**RECORDS SUPPLIED:**
* * * * * * *

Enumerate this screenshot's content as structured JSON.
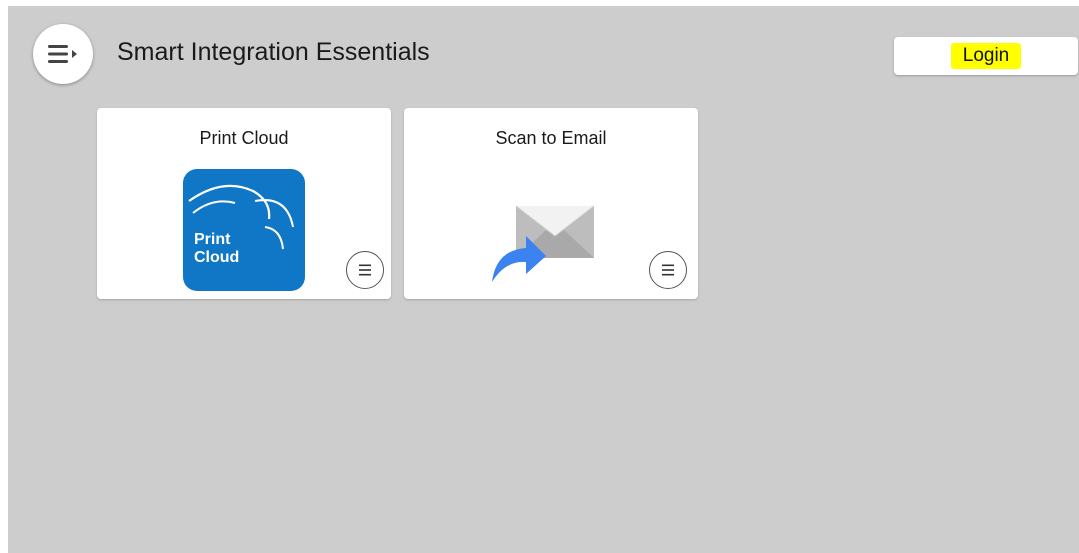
{
  "header": {
    "title": "Smart Integration Essentials",
    "login_label": "Login",
    "menu_icon": "hamburger-menu-icon"
  },
  "tiles": [
    {
      "title": "Print Cloud",
      "logo_text_line1": "Print",
      "logo_text_line2": "Cloud",
      "icon": "print-cloud-logo-icon",
      "menu_icon": "list-menu-icon"
    },
    {
      "title": "Scan to Email",
      "icon": "envelope-arrow-icon",
      "menu_icon": "list-menu-icon"
    }
  ],
  "colors": {
    "background": "#cdcdcd",
    "tile": "#ffffff",
    "print_cloud_blue": "#0f77c5",
    "arrow_blue": "#3c82f0",
    "login_highlight": "#ffff00"
  }
}
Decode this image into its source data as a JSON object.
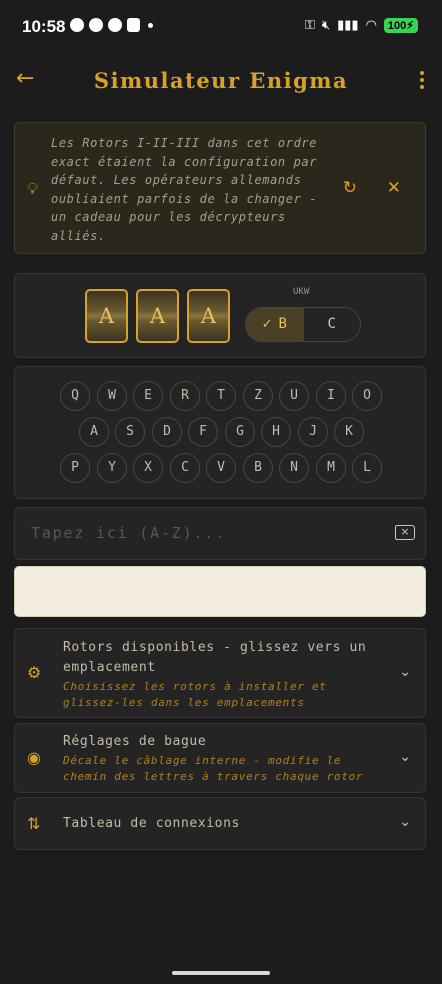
{
  "status_bar": {
    "time": "10:58",
    "battery": "100",
    "left_icons": [
      "chat-bubble-icon",
      "whatsapp-icon",
      "github-icon",
      "calendar-icon",
      "dot-icon"
    ],
    "right_icons": [
      "key-icon",
      "mute-icon",
      "signal-icon",
      "wifi-icon",
      "battery-icon"
    ]
  },
  "app_bar": {
    "title": "Simulateur Enigma",
    "back_icon": "arrow-left-icon",
    "menu_icon": "more-vertical-icon"
  },
  "info_tip": {
    "text": "Les Rotors I-II-III dans cet ordre exact étaient la configuration par défaut. Les opérateurs allemands oubliaient parfois de la changer - un cadeau pour les décrypteurs alliés.",
    "icons": [
      "lightbulb-icon",
      "refresh-icon",
      "close-icon"
    ]
  },
  "rotors": {
    "positions": [
      "A",
      "A",
      "A"
    ],
    "ukw_label": "UKW",
    "ukw_options": [
      "B",
      "C"
    ],
    "ukw_selected": "B"
  },
  "keyboard": {
    "rows": [
      [
        "Q",
        "W",
        "E",
        "R",
        "T",
        "Z",
        "U",
        "I",
        "O"
      ],
      [
        "A",
        "S",
        "D",
        "F",
        "G",
        "H",
        "J",
        "K"
      ],
      [
        "P",
        "Y",
        "X",
        "C",
        "V",
        "B",
        "N",
        "M",
        "L"
      ]
    ]
  },
  "input": {
    "placeholder": "Tapez ici (A-Z)...",
    "value": "",
    "backspace_icon": "backspace-icon"
  },
  "output": {
    "text": ""
  },
  "sections": [
    {
      "title": "Rotors disponibles - glissez vers un emplacement",
      "subtitle": "Choisissez les rotors à installer et glissez-les dans les emplacements",
      "icon": "gear-icon"
    },
    {
      "title": "Réglages de bague",
      "subtitle": "Décale le câblage interne - modifie le chemin des lettres à travers chaque rotor",
      "icon": "target-icon"
    },
    {
      "title": "Tableau de connexions",
      "subtitle": "",
      "icon": "plug-icon"
    }
  ],
  "colors": {
    "accent": "#d8a128",
    "background": "#1c1c1c",
    "output_bg": "#f2edde"
  }
}
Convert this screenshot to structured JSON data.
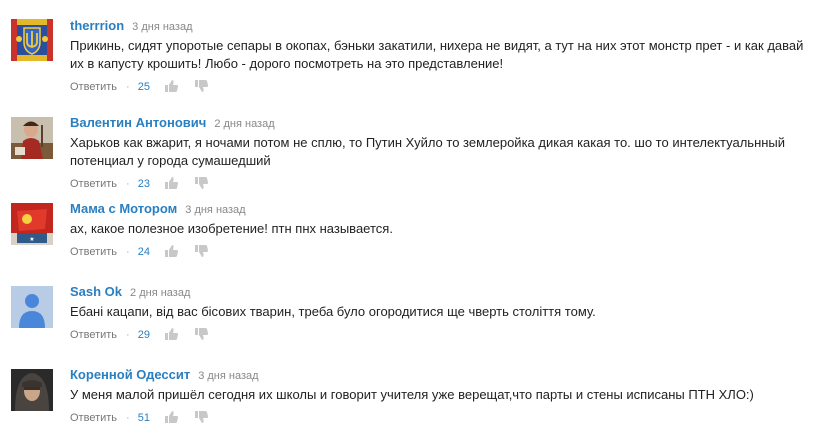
{
  "comments": [
    {
      "author": "therrrion",
      "time": "3 дня назад",
      "text": "Прикинь, сидят упоротые сепары в окопах, бэньки закатили, нихера не видят, а тут на них этот монстр прет - и как давай их в капусту крошить! Любо - дорого посмотреть на это представление!",
      "reply": "Ответить",
      "sep": "·",
      "likes": "25",
      "avatar_icon": "ukraine-coat-of-arms-avatar"
    },
    {
      "author": "Валентин Антонович",
      "time": "2 дня назад",
      "text": "Харьков как вжарит, я ночами потом не сплю, то Путин Хуйло то землеройка дикая какая то. шо то интелектуальнный потенциал у города сумашедший",
      "reply": "Ответить",
      "sep": "·",
      "likes": "23",
      "avatar_icon": "cossack-painting-avatar"
    },
    {
      "author": "Мама с Мотором",
      "time": "3 дня назад",
      "text": "ах, какое полезное изобретение! птн пнх называется.",
      "reply": "Ответить",
      "sep": "·",
      "likes": "24",
      "avatar_icon": "red-flag-avatar"
    },
    {
      "author": "Sash Ok",
      "time": "2 дня назад",
      "text": "Ебані кацапи, від вас бісових тварин, треба було огородитися ще чверть століття тому.",
      "reply": "Ответить",
      "sep": "·",
      "likes": "29",
      "avatar_icon": "default-user-avatar"
    },
    {
      "author": "Коренной Одессит",
      "time": "3 дня назад",
      "text": "У меня малой пришёл сегодня их школы и говорит учителя уже верещат,что парты и стены исписаны ПТН ХЛО:)",
      "reply": "Ответить",
      "sep": "·",
      "likes": "51",
      "avatar_icon": "hooded-man-avatar"
    }
  ],
  "colors": {
    "author": "#2a7fc1",
    "likes": "#2a7fc1",
    "meta": "#888888",
    "text": "#222222",
    "thumb": "#c8c8c8"
  }
}
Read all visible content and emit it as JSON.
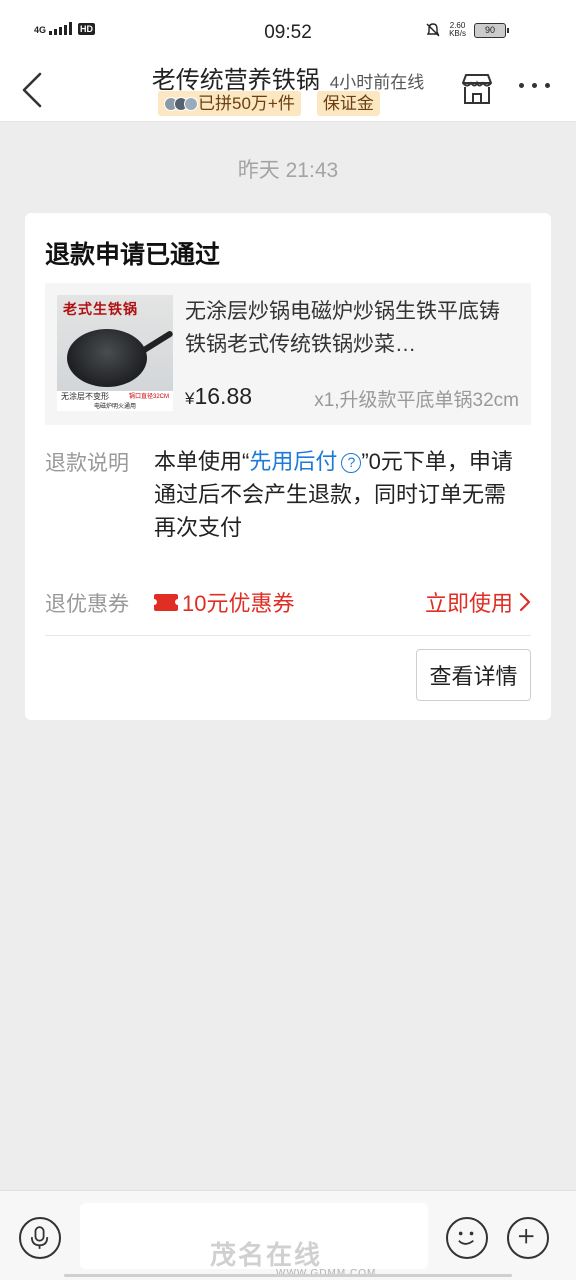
{
  "status_bar": {
    "network": "4G",
    "hd": "HD",
    "time": "09:52",
    "speed_value": "2.60",
    "speed_unit": "KB/s",
    "battery": "90"
  },
  "header": {
    "title": "老传统营养铁锅",
    "online_status": "4小时前在线",
    "badge_sold": "已拼50万+件",
    "badge_deposit": "保证金"
  },
  "chat": {
    "timestamp": "昨天 21:43"
  },
  "card": {
    "title": "退款申请已通过",
    "product": {
      "image_brand_text": "老式生铁锅",
      "image_caption_left": "无涂层不变形",
      "image_caption_right": "锅口直径32CM",
      "image_caption_bottom": "电磁炉明火通用",
      "name": "无涂层炒锅电磁炉炒锅生铁平底铸铁锅老式传统铁锅炒菜…",
      "currency": "¥",
      "price": "16.88",
      "spec": "x1,升级款平底单锅32cm"
    },
    "refund_label": "退款说明",
    "refund_text_1": "本单使用“",
    "refund_link": "先用后付",
    "refund_help": "?",
    "refund_text_2": "”0元下单，申请通过后不会产生退款，同时订单无需再次支付",
    "coupon_label": "退优惠券",
    "coupon_value": "10元优惠券",
    "use_now": "立即使用",
    "detail_button": "查看详情"
  },
  "bottom_bar": {
    "input_placeholder": "",
    "watermark": "茂名在线",
    "watermark_url": "WWW.GDMM.COM"
  },
  "colors": {
    "accent_red": "#e02e24",
    "link_blue": "#1c7ad8",
    "badge_bg": "#fbe7c2"
  }
}
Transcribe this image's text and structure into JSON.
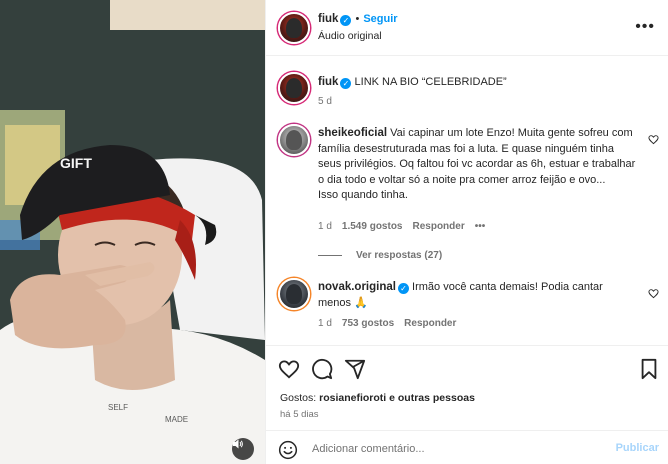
{
  "post": {
    "author": "fiuk",
    "follow_label": "Seguir",
    "audio": "Áudio original",
    "separator": "•"
  },
  "caption": {
    "username": "fiuk",
    "text": "LINK NA BIO “CELEBRIDADE”",
    "time": "5 d"
  },
  "comments": [
    {
      "username": "sheikeoficial",
      "text": "Vai capinar um lote Enzo! Muita gente sofreu com família desestruturada mas foi a luta. E quase ninguém tinha seus privilégios. Oq faltou foi vc acordar as 6h, estuar e trabalhar o dia todo e voltar só a noite pra comer arroz feijão e ovo...",
      "text2": "Isso quando tinha.",
      "time": "1 d",
      "likes": "1.549 gostos",
      "reply": "Responder",
      "more": "•••",
      "view_replies": "Ver respostas (27)"
    },
    {
      "username": "novak.original",
      "text": "Irmão você canta demais! Podia cantar menos 🙏",
      "time": "1 d",
      "likes": "753 gostos",
      "reply": "Responder"
    }
  ],
  "likes_line": {
    "prefix": "Gostos:",
    "user": "rosianefioroti",
    "suffix": "e outras pessoas"
  },
  "post_date": "há 5 dias",
  "add_comment": {
    "placeholder": "Adicionar comentário...",
    "publish_label": "Publicar"
  },
  "icons": {
    "heart": "heart-icon",
    "comment": "comment-icon",
    "share": "share-icon",
    "save": "bookmark-icon",
    "emoji": "emoji-icon",
    "more": "more-icon",
    "mute": "speaker-icon"
  },
  "colors": {
    "accent": "#0095f6",
    "muted": "#737373",
    "publish_disabled": "#a8d5fb"
  },
  "media": {
    "cap_text": "GIFT",
    "tattoo1": "SELF",
    "tattoo2": "MADE"
  }
}
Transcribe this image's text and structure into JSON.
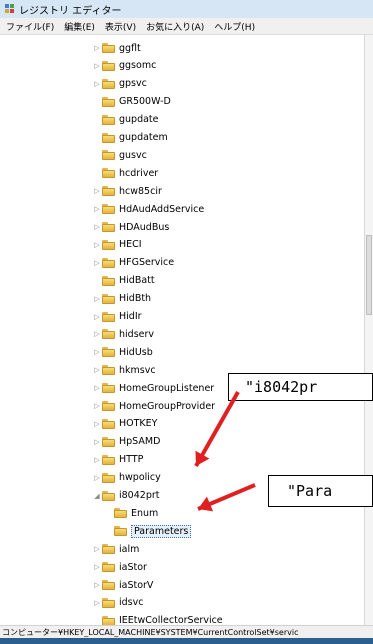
{
  "window": {
    "title": "レジストリ エディター"
  },
  "menu": [
    "ファイル(F)",
    "編集(E)",
    "表示(V)",
    "お気に入り(A)",
    "ヘルプ(H)"
  ],
  "tree": [
    {
      "label": "ggflt",
      "level": 0,
      "expander": "▷"
    },
    {
      "label": "ggsomc",
      "level": 0,
      "expander": "▷"
    },
    {
      "label": "gpsvc",
      "level": 0,
      "expander": "▷"
    },
    {
      "label": "GR500W-D",
      "level": 0,
      "expander": ""
    },
    {
      "label": "gupdate",
      "level": 0,
      "expander": ""
    },
    {
      "label": "gupdatem",
      "level": 0,
      "expander": ""
    },
    {
      "label": "gusvc",
      "level": 0,
      "expander": ""
    },
    {
      "label": "hcdriver",
      "level": 0,
      "expander": ""
    },
    {
      "label": "hcw85cir",
      "level": 0,
      "expander": "▷"
    },
    {
      "label": "HdAudAddService",
      "level": 0,
      "expander": "▷"
    },
    {
      "label": "HDAudBus",
      "level": 0,
      "expander": "▷"
    },
    {
      "label": "HECI",
      "level": 0,
      "expander": "▷"
    },
    {
      "label": "HFGService",
      "level": 0,
      "expander": "▷"
    },
    {
      "label": "HidBatt",
      "level": 0,
      "expander": ""
    },
    {
      "label": "HidBth",
      "level": 0,
      "expander": "▷"
    },
    {
      "label": "HidIr",
      "level": 0,
      "expander": "▷"
    },
    {
      "label": "hidserv",
      "level": 0,
      "expander": "▷"
    },
    {
      "label": "HidUsb",
      "level": 0,
      "expander": "▷"
    },
    {
      "label": "hkmsvc",
      "level": 0,
      "expander": "▷"
    },
    {
      "label": "HomeGroupListener",
      "level": 0,
      "expander": "▷"
    },
    {
      "label": "HomeGroupProvider",
      "level": 0,
      "expander": "▷"
    },
    {
      "label": "HOTKEY",
      "level": 0,
      "expander": "▷"
    },
    {
      "label": "HpSAMD",
      "level": 0,
      "expander": "▷"
    },
    {
      "label": "HTTP",
      "level": 0,
      "expander": "▷"
    },
    {
      "label": "hwpolicy",
      "level": 0,
      "expander": "▷"
    },
    {
      "label": "i8042prt",
      "level": 0,
      "expander": "◢"
    },
    {
      "label": "Enum",
      "level": 1,
      "expander": ""
    },
    {
      "label": "Parameters",
      "level": 1,
      "expander": "",
      "selected": true
    },
    {
      "label": "ialm",
      "level": 0,
      "expander": "▷"
    },
    {
      "label": "iaStor",
      "level": 0,
      "expander": "▷"
    },
    {
      "label": "iaStorV",
      "level": 0,
      "expander": "▷"
    },
    {
      "label": "idsvc",
      "level": 0,
      "expander": "▷"
    },
    {
      "label": "IEEtwCollectorService",
      "level": 0,
      "expander": ""
    }
  ],
  "statusbar": "コンピューター¥HKEY_LOCAL_MACHINE¥SYSTEM¥CurrentControlSet¥servic",
  "callouts": [
    {
      "text": "\"i8042pr"
    },
    {
      "text": "\"Para"
    }
  ],
  "colors": {
    "arrow": "#e02020",
    "taskbar": "#2b5f8f"
  }
}
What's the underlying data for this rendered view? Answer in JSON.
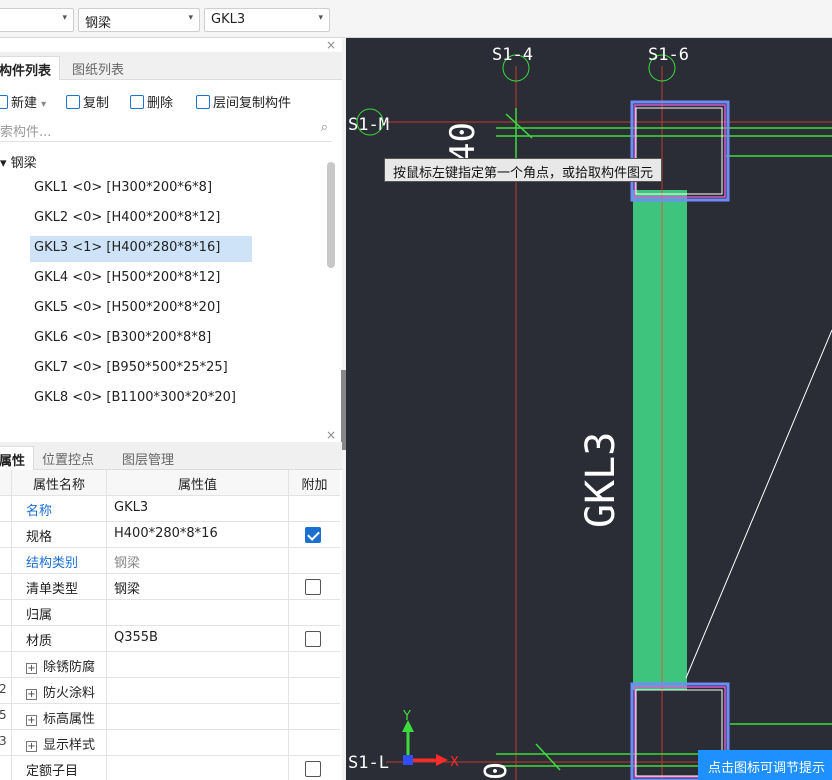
{
  "toolbar": {
    "combo_blank_value": "",
    "combo_type_value": "钢梁",
    "combo_member_value": "GKL3",
    "arrow": "▾"
  },
  "component_panel": {
    "close": "×",
    "tabs": [
      "构件列表",
      "图纸列表"
    ],
    "actions": {
      "new": "新建",
      "new_arrow": "▾",
      "copy": "复制",
      "delete": "删除",
      "floor_copy": "层间复制构件"
    },
    "search_placeholder": "索构件...",
    "tree_root": "▾ 钢梁",
    "items": [
      "GKL1 <0> [H300*200*6*8]",
      "GKL2 <0> [H400*200*8*12]",
      "GKL3 <1> [H400*280*8*16]",
      "GKL4 <0> [H500*200*8*12]",
      "GKL5 <0> [H500*200*8*20]",
      "GKL6 <0> [B300*200*8*8]",
      "GKL7 <0> [B950*500*25*25]",
      "GKL8 <0> [B1100*300*20*20]"
    ],
    "selected_index": 2
  },
  "property_panel": {
    "close": "×",
    "tabs": [
      "属性",
      "位置控点",
      "图层管理"
    ],
    "headers": {
      "name": "属性名称",
      "value": "属性值",
      "extra": "附加"
    },
    "rows": [
      {
        "num": "",
        "name": "名称",
        "value": "GKL3",
        "style": "blue",
        "check": null,
        "expand": false
      },
      {
        "num": "",
        "name": "规格",
        "value": "H400*280*8*16",
        "style": "",
        "check": true,
        "expand": false
      },
      {
        "num": "",
        "name": "结构类别",
        "value": "钢梁",
        "style": "blue-grey",
        "check": null,
        "expand": false
      },
      {
        "num": "",
        "name": "清单类型",
        "value": "钢梁",
        "style": "",
        "check": false,
        "expand": false
      },
      {
        "num": "",
        "name": "归属",
        "value": "",
        "style": "",
        "check": null,
        "expand": false
      },
      {
        "num": "",
        "name": "材质",
        "value": "Q355B",
        "style": "",
        "check": false,
        "expand": false
      },
      {
        "num": "",
        "name": "除锈防腐",
        "value": "",
        "style": "",
        "check": null,
        "expand": true
      },
      {
        "num": "2",
        "name": "防火涂料",
        "value": "",
        "style": "",
        "check": null,
        "expand": true
      },
      {
        "num": "5",
        "name": "标高属性",
        "value": "",
        "style": "",
        "check": null,
        "expand": true
      },
      {
        "num": "3",
        "name": "显示样式",
        "value": "",
        "style": "",
        "check": null,
        "expand": true
      },
      {
        "num": "",
        "name": "定额子目",
        "value": "",
        "style": "",
        "check": false,
        "expand": false
      }
    ]
  },
  "canvas": {
    "axis_labels": [
      "S1-4",
      "S1-6",
      "S1-M",
      "S1-L"
    ],
    "member_label": "GKL3",
    "partial_label_top": "40",
    "partial_label_bottom": "0",
    "tooltip": "按鼠标左键指定第一个角点，或拾取构件图元",
    "hint": "点击图标可调节提示",
    "ucs_x": "X",
    "ucs_y": "Y",
    "colors": {
      "background": "#2a2d35",
      "beam_fill": "#3ec47c",
      "grid_red": "#c0392b",
      "green": "#3ddc3d",
      "cyan": "#5fd3ff",
      "magenta": "#d35fd3",
      "hint_bg": "#1e90ff"
    }
  }
}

* * * * * * *

**AIM OF THE TASK:** Look above for lines with the word "battery" and copy them all.

**FINAL RESULT:**
    "battery": "100",
      "battery-icon"
    "battery": "90"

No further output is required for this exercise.